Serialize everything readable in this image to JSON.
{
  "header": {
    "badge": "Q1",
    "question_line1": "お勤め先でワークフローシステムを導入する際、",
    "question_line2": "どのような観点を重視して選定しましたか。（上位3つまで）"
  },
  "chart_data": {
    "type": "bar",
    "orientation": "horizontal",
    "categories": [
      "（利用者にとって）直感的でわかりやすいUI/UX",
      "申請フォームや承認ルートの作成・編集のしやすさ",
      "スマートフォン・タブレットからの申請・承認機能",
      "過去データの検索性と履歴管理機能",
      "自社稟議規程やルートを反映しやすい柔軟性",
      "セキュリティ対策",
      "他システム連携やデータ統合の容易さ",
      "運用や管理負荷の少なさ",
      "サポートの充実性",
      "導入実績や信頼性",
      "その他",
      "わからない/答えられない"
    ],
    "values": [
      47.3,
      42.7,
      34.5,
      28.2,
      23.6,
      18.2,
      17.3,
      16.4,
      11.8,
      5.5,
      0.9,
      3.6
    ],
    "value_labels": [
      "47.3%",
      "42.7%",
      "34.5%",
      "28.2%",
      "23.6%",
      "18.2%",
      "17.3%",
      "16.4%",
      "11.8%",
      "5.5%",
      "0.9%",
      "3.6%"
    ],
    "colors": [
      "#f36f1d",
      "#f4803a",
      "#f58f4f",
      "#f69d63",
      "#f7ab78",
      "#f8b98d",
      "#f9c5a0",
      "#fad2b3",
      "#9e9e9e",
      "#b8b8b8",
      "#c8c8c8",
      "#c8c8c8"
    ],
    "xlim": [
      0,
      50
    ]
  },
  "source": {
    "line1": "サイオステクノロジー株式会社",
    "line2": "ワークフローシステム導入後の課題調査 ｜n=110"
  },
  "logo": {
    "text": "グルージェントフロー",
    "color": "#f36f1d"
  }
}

Do this - Transcribe all lines as written.

Task result -
Serialize everything readable in this image to JSON.
{
  "header": {
    "badge": "Q1",
    "question_line1": "お勤め先でワークフローシステムを導入する際、",
    "question_line2": "どのような観点を重視して選定しましたか。（上位3つまで）"
  },
  "chart_data": {
    "type": "bar",
    "orientation": "horizontal",
    "categories": [
      "（利用者にとって）直感的でわかりやすいUI/UX",
      "申請フォームや承認ルートの作成・編集のしやすさ",
      "スマートフォン・タブレットからの申請・承認機能",
      "過去データの検索性と履歴管理機能",
      "自社稟議規程やルートを反映しやすい柔軟性",
      "セキュリティ対策",
      "他システム連携やデータ統合の容易さ",
      "運用や管理負荷の少なさ",
      "サポートの充実性",
      "導入実績や信頼性",
      "その他",
      "わからない/答えられない"
    ],
    "values": [
      47.3,
      42.7,
      34.5,
      28.2,
      23.6,
      18.2,
      17.3,
      16.4,
      11.8,
      5.5,
      0.9,
      3.6
    ],
    "value_labels": [
      "47.3%",
      "42.7%",
      "34.5%",
      "28.2%",
      "23.6%",
      "18.2%",
      "17.3%",
      "16.4%",
      "11.8%",
      "5.5%",
      "0.9%",
      "3.6%"
    ],
    "colors": [
      "#f36f1d",
      "#f4803a",
      "#f58f4f",
      "#f69d63",
      "#f7ab78",
      "#f8b98d",
      "#f9c5a0",
      "#fad2b3",
      "#9e9e9e",
      "#b8b8b8",
      "#c8c8c8",
      "#c8c8c8"
    ],
    "xlim": [
      0,
      50
    ]
  },
  "source": {
    "line1": "サイオステクノロジー株式会社",
    "line2": "ワークフローシステム導入後の課題調査 ｜n=110"
  },
  "logo": {
    "text": "グルージェントフロー",
    "color": "#f36f1d"
  }
}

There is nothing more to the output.